[TASK PROMPT]:
Copy out the lines that include the word "Formula".

— begin —

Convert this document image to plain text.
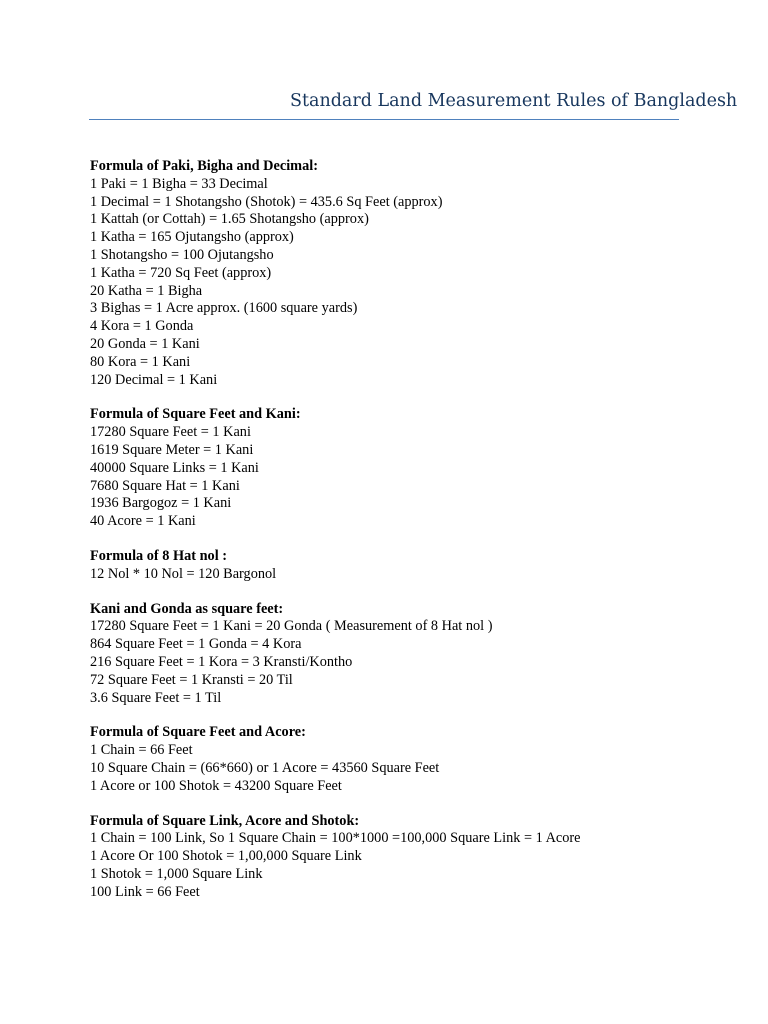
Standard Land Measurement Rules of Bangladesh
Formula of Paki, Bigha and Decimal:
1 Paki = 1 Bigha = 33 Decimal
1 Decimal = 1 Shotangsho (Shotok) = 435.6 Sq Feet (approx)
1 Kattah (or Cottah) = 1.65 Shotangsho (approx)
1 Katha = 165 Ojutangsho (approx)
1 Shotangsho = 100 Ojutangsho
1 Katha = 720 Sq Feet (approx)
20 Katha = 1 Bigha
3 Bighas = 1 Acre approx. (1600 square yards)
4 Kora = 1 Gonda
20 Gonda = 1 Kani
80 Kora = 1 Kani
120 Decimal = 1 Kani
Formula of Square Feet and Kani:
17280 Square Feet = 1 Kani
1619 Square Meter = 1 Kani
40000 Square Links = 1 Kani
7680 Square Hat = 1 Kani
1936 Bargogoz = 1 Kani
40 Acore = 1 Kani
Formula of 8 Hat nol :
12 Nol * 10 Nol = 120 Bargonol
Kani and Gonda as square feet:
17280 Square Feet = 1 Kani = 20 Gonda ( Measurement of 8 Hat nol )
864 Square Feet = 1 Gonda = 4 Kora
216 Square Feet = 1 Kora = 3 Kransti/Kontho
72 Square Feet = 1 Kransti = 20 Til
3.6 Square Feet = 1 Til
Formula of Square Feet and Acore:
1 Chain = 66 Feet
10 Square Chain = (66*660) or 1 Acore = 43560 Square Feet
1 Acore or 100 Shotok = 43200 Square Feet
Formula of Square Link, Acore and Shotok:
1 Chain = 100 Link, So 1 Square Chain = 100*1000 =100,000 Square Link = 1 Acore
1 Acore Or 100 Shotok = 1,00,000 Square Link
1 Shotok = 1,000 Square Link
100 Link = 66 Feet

— end —

[CORRECT RESPONSE]:
Formula of Paki, Bigha and Decimal:
Formula of Square Feet and Kani:
Formula of 8 Hat nol :
Formula of Square Feet and Acore:
Formula of Square Link, Acore and Shotok:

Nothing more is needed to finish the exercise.